Material provided
>>

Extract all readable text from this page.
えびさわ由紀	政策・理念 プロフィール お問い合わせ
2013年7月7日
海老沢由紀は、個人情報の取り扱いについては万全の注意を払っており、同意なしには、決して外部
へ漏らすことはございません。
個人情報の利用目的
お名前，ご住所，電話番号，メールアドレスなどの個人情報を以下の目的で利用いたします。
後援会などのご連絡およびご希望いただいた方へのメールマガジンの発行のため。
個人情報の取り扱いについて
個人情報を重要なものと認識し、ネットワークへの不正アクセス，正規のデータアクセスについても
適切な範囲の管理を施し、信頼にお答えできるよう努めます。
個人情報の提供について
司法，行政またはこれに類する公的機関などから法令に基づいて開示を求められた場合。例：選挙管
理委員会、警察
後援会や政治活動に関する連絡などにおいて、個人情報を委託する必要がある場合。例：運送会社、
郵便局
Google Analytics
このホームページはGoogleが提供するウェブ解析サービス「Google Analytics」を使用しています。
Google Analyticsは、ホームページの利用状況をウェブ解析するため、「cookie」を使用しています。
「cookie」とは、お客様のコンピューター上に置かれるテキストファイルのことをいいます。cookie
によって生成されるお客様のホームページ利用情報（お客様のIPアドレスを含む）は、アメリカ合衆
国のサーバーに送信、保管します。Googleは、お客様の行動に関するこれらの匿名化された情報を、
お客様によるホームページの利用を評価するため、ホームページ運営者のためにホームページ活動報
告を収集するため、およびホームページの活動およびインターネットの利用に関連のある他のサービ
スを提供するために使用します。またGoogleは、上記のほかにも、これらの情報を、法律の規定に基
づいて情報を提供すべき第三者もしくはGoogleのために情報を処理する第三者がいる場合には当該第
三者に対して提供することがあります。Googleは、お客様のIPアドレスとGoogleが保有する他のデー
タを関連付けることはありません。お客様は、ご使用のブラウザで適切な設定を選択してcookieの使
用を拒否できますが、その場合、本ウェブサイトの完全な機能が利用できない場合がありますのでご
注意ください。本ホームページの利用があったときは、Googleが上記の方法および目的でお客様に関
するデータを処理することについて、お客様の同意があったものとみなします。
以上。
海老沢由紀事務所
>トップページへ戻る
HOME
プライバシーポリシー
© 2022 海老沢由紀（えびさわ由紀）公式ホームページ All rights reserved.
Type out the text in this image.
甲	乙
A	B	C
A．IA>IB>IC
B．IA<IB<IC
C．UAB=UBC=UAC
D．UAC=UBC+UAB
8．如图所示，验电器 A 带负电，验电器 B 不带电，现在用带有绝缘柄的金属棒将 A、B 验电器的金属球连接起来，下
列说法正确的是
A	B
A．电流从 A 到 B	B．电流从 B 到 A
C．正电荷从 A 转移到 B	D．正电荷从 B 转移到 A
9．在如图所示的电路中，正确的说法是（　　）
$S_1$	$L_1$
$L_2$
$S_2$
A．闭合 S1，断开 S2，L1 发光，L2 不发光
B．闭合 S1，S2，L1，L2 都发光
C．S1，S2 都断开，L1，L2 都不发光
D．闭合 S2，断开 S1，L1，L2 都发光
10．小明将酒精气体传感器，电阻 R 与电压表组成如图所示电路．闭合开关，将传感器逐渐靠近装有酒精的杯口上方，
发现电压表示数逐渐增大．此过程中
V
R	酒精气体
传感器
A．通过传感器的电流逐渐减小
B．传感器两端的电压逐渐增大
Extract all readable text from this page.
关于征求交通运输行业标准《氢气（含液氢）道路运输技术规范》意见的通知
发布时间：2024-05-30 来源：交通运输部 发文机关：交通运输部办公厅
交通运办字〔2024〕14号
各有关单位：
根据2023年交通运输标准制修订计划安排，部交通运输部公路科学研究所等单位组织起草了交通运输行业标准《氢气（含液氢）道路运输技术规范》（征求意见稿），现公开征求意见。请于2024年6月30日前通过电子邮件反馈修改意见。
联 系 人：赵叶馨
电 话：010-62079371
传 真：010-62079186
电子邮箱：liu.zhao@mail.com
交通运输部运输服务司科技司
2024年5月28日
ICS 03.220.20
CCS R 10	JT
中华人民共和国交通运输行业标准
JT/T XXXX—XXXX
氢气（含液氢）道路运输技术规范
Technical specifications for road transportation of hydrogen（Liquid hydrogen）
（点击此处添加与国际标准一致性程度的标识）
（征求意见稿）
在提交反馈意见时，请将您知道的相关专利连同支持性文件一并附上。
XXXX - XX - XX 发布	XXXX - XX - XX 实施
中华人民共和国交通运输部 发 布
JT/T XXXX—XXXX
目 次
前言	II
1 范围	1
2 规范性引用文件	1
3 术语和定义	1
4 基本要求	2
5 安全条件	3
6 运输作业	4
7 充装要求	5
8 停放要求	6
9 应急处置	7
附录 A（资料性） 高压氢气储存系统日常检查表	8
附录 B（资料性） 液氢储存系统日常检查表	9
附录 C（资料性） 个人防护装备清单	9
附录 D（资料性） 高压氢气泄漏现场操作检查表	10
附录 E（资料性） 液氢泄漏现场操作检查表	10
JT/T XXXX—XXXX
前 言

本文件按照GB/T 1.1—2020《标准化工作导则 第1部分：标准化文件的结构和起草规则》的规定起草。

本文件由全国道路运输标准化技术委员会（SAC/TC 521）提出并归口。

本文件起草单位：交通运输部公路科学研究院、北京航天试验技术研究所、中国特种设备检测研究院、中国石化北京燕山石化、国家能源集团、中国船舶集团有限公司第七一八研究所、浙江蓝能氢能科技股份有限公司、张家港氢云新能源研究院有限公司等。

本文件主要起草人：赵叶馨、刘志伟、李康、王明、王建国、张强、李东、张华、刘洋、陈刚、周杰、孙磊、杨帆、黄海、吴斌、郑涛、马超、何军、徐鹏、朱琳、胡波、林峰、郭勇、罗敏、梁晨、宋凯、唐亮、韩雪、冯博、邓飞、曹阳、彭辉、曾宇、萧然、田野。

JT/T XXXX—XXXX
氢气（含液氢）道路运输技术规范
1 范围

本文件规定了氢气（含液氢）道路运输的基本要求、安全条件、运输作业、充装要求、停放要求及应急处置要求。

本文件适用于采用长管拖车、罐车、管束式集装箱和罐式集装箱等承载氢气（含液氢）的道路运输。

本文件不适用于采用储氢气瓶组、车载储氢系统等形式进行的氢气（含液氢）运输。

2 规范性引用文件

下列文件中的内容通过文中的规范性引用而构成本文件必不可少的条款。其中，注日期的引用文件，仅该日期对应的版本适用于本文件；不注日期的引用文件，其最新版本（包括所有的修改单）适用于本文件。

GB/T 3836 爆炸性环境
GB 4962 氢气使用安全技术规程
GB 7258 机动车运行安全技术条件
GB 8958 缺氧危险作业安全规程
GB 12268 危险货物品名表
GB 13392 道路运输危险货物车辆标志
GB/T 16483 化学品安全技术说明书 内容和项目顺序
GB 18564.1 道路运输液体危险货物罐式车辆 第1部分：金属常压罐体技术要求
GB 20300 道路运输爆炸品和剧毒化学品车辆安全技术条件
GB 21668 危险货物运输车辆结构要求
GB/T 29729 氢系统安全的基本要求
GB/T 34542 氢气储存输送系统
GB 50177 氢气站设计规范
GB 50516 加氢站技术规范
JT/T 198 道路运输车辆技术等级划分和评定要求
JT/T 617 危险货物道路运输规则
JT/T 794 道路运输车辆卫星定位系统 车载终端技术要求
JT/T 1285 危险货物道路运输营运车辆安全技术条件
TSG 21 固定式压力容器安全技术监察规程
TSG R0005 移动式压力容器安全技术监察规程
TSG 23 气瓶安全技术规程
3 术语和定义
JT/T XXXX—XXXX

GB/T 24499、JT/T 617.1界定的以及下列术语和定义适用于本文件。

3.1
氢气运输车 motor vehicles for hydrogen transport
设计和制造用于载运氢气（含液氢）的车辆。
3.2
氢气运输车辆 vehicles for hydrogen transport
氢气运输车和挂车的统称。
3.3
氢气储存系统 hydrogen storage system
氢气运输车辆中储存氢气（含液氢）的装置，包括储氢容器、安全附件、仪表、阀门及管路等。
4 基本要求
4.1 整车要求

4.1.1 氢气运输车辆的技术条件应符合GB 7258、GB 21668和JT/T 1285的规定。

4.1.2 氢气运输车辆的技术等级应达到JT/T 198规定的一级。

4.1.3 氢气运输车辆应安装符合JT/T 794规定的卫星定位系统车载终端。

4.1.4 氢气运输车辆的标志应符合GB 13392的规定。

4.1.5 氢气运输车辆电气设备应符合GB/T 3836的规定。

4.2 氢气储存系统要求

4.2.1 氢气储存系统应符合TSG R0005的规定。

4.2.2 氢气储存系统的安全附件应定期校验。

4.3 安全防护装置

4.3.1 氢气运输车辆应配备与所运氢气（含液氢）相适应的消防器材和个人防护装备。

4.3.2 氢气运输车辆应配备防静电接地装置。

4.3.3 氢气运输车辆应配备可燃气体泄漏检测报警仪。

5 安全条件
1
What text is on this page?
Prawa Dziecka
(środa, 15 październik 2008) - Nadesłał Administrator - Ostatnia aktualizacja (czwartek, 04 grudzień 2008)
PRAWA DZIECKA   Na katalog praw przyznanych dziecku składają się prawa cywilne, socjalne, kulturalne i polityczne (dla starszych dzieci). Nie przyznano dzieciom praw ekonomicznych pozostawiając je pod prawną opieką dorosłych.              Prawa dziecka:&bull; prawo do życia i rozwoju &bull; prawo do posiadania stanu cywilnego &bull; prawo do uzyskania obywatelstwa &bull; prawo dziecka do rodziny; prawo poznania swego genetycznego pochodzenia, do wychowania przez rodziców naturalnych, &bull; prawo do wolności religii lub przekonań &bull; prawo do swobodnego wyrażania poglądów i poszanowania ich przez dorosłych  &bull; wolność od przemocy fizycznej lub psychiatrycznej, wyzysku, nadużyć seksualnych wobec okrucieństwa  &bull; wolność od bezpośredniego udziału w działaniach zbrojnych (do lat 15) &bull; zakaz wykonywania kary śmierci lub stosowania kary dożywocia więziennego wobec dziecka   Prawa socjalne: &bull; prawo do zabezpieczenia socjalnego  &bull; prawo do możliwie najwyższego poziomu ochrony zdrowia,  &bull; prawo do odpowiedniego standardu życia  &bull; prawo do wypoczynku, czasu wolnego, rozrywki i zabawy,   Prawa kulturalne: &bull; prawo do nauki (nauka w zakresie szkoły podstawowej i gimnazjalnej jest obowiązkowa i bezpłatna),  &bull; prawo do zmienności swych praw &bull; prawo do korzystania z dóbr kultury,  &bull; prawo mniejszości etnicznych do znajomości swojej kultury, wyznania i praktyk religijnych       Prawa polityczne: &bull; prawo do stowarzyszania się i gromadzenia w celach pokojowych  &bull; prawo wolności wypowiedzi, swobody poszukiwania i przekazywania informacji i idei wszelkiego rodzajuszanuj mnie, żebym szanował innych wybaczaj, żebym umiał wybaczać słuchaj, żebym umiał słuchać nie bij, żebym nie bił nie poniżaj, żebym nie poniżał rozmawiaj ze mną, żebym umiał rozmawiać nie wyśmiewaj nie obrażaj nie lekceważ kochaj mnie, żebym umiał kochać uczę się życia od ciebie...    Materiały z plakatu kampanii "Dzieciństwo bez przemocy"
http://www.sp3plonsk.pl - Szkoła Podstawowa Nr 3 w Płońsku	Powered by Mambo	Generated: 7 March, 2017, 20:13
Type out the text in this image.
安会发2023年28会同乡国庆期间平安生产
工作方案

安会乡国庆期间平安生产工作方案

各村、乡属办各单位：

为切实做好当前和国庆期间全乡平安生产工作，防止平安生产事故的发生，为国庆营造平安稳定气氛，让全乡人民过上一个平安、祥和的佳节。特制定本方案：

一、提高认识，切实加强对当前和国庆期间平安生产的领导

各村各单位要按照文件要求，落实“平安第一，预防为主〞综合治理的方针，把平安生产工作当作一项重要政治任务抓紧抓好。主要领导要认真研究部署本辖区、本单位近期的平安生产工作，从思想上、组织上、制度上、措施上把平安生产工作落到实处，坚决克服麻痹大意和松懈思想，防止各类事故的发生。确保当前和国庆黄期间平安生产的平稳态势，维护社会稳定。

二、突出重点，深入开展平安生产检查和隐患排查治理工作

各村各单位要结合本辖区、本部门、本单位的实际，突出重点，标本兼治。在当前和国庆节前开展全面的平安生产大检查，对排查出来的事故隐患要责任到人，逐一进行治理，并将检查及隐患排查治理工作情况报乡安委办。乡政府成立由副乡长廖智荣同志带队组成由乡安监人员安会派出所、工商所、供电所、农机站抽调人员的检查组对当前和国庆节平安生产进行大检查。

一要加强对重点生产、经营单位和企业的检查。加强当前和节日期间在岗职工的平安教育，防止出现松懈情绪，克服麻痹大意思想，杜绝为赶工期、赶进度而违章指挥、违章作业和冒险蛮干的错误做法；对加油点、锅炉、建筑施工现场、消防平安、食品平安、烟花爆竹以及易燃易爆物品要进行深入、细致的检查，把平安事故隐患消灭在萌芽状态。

<<

The task
Gather every line from the entries above where the word "hydrogen" appears, and copy them.

Task answer
Technical specifications for road transportation of hydrogen（Liquid hydrogen）
氢气运输车 motor vehicles for hydrogen transport
氢气运输车辆 vehicles for hydrogen transport
氢气储存系统 hydrogen storage system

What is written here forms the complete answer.